Task details → Output solely the number of lines containing the string "nSoup".

Supplied records →

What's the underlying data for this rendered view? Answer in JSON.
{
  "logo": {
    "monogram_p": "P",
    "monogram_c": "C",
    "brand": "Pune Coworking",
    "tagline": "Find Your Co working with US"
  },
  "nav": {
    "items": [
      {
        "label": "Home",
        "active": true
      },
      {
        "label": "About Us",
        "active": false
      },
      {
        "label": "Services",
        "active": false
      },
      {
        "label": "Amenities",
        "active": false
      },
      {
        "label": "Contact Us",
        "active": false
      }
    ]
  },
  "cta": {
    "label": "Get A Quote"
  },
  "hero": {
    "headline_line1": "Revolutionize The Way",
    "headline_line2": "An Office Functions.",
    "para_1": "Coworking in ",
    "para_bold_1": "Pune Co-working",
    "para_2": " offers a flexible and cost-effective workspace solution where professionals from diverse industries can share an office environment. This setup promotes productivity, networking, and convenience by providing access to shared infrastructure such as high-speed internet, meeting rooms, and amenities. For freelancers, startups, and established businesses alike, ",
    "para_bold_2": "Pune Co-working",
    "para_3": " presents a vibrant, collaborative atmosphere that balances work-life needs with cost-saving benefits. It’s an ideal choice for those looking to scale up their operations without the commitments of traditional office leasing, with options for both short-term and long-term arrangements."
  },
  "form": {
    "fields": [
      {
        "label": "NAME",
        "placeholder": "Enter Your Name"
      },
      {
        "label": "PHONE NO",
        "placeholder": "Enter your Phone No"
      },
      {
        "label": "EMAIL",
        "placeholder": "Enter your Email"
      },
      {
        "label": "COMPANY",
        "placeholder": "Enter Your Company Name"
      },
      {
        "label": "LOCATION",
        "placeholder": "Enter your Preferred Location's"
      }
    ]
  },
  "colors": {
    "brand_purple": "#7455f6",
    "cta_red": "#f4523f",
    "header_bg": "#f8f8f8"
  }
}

...

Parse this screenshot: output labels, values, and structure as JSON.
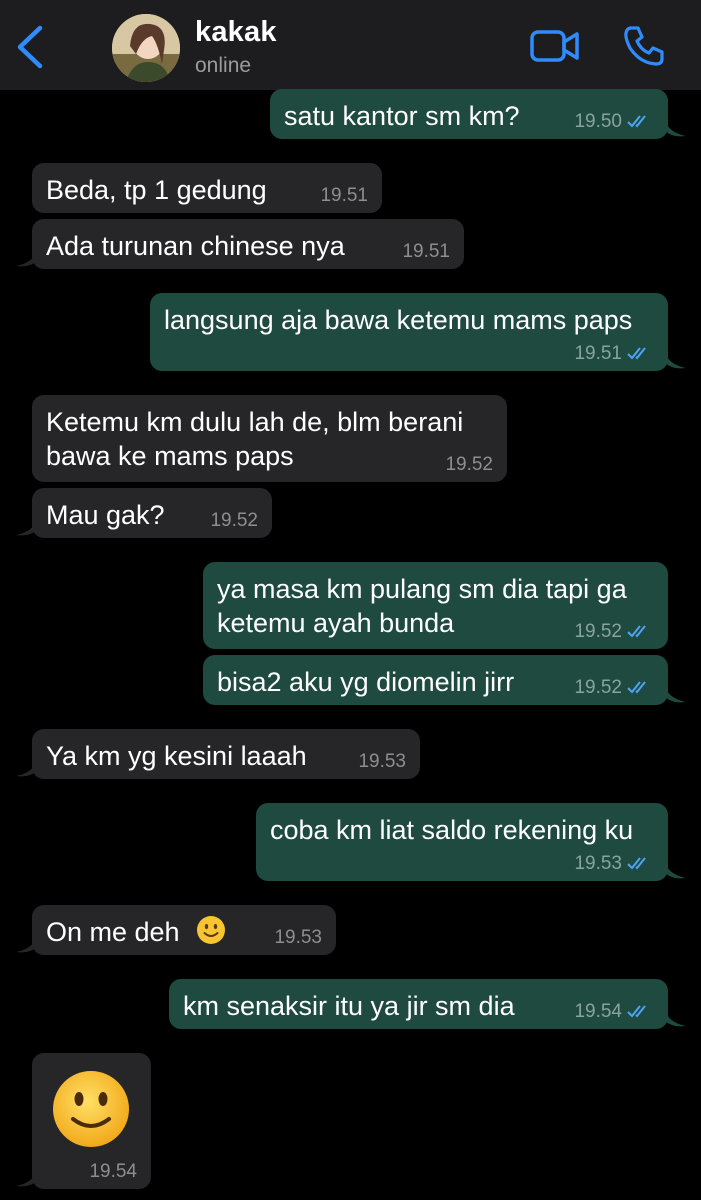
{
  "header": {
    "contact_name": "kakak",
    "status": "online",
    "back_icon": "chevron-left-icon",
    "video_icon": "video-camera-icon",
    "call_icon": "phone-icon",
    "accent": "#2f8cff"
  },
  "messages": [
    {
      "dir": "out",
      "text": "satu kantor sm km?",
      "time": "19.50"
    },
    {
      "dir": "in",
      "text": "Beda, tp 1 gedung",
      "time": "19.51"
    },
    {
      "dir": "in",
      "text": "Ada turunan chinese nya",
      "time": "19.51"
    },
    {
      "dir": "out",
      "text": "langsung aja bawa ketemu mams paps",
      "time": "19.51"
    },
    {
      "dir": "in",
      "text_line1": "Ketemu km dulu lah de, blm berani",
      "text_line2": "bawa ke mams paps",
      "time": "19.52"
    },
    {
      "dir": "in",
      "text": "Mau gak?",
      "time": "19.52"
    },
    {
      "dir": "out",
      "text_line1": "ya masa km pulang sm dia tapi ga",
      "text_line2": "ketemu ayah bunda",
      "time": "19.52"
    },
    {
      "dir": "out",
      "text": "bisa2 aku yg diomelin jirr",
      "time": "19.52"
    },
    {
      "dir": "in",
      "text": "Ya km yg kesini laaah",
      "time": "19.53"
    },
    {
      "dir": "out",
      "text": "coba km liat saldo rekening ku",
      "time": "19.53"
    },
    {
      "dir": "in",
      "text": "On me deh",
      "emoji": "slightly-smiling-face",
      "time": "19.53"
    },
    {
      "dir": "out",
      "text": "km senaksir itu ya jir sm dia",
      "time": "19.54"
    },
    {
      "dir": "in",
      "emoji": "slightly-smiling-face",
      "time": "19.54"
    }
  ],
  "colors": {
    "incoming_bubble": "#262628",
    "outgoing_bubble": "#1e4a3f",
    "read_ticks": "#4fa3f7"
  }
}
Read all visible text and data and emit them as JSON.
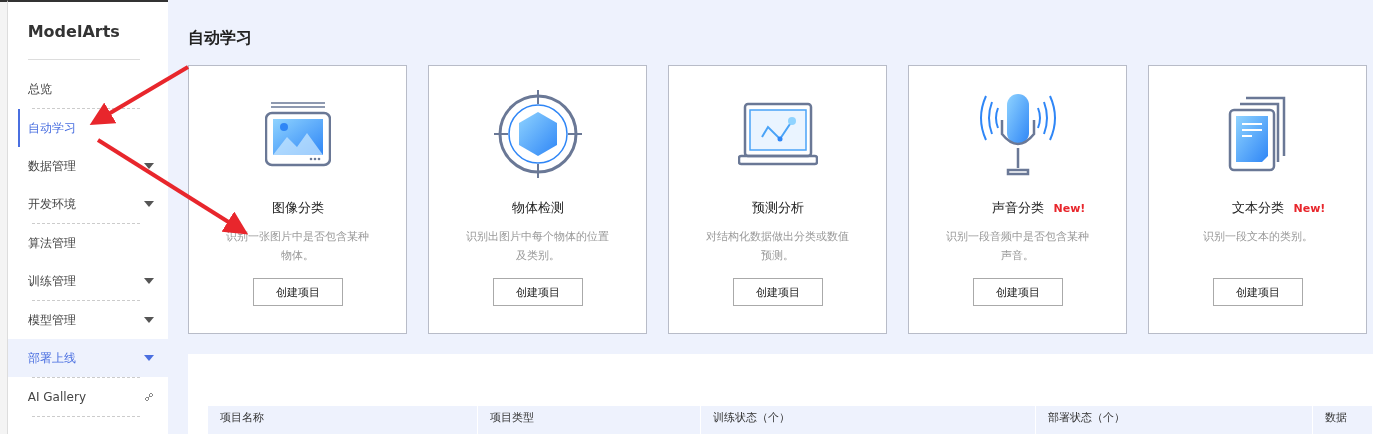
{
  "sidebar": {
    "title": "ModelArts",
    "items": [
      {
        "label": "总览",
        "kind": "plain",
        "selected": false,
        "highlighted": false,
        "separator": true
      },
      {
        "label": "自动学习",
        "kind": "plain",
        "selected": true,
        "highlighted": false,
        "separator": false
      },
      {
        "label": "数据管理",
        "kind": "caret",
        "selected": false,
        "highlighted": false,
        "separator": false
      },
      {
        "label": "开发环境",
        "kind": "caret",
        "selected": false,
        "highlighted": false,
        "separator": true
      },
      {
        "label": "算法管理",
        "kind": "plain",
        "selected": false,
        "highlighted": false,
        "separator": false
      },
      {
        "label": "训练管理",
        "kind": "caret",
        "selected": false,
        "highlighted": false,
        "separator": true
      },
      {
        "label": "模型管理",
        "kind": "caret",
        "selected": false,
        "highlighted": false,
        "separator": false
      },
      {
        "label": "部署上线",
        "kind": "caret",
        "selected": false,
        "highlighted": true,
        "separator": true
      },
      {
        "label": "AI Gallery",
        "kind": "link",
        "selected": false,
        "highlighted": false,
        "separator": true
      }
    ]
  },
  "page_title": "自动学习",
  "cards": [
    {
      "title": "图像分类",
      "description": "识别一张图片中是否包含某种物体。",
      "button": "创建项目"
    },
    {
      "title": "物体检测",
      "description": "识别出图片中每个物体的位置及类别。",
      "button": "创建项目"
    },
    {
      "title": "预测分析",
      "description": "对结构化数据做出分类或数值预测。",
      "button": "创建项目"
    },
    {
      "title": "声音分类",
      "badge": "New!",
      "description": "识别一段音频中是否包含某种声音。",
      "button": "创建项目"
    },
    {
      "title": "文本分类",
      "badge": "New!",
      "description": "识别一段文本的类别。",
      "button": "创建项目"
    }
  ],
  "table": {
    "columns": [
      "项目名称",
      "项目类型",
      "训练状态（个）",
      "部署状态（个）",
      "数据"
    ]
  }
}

* * *

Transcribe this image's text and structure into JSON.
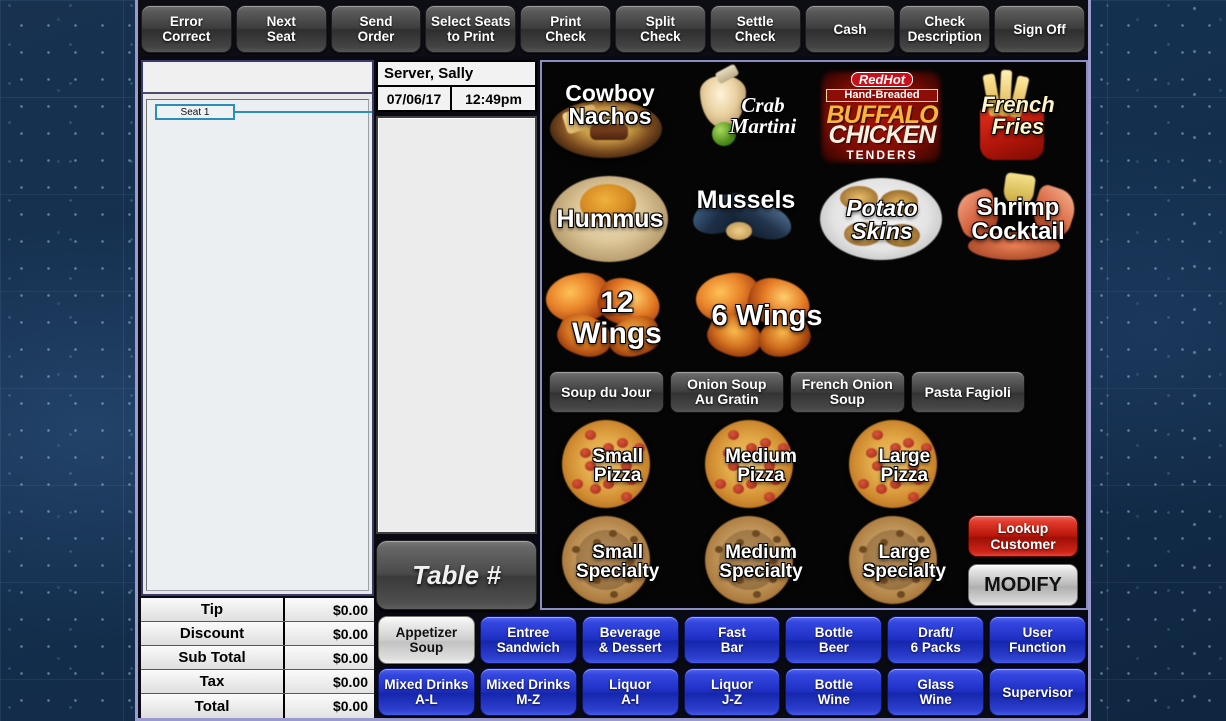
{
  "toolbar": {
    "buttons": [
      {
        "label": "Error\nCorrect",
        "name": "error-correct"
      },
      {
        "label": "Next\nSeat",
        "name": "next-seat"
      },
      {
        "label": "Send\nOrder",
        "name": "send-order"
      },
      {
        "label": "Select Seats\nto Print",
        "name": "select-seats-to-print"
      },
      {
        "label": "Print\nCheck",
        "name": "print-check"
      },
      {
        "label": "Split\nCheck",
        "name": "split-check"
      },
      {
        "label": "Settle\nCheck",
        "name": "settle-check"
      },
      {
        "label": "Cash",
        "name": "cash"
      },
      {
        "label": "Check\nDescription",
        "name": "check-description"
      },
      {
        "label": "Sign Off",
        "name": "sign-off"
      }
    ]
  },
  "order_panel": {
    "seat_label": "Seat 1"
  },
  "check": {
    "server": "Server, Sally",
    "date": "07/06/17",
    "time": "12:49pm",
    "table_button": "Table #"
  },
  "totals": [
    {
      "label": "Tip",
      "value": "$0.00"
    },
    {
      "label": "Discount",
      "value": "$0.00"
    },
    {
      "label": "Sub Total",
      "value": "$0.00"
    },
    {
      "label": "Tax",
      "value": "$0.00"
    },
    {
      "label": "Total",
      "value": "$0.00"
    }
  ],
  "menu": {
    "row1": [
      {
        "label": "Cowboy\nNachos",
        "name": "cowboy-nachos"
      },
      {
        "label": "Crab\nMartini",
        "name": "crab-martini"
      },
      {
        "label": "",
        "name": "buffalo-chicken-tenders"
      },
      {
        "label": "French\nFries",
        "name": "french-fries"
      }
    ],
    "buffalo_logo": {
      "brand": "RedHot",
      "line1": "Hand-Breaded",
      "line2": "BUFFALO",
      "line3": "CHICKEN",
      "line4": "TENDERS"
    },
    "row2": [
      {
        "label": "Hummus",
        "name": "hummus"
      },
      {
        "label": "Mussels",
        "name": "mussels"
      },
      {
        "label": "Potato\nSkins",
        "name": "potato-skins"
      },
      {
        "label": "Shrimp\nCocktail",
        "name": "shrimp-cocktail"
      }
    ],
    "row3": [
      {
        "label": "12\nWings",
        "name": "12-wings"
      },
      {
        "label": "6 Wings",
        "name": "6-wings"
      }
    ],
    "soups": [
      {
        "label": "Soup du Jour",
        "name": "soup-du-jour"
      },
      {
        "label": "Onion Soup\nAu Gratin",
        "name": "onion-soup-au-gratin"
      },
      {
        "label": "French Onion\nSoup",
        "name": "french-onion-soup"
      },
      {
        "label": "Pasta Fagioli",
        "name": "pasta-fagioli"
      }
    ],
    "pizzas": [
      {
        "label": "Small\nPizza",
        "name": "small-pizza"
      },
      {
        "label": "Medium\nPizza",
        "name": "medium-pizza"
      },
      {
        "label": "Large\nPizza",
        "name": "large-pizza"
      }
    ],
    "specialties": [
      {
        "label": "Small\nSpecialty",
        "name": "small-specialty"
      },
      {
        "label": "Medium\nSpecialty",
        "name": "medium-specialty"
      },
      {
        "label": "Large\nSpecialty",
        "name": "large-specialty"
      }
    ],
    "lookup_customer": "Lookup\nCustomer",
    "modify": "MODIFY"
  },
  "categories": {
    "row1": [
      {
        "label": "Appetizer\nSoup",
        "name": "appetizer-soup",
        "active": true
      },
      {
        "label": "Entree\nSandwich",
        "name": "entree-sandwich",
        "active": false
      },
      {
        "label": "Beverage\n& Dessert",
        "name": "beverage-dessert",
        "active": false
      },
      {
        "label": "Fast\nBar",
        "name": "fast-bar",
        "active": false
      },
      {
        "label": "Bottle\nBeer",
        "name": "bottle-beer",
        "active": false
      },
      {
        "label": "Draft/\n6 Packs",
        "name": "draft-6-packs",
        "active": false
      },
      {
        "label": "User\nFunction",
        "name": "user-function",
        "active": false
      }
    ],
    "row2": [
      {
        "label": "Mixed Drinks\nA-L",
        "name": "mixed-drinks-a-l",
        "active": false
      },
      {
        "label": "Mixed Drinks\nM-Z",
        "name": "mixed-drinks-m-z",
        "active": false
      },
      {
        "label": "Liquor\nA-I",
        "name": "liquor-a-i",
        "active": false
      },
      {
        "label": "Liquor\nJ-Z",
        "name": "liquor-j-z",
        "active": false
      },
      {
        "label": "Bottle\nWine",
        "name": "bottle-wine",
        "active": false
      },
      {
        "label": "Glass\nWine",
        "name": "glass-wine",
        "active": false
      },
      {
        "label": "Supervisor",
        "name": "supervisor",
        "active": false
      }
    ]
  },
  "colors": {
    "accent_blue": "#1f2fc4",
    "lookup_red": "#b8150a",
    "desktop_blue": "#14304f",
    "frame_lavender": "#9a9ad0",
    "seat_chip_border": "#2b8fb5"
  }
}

Result of this task → 2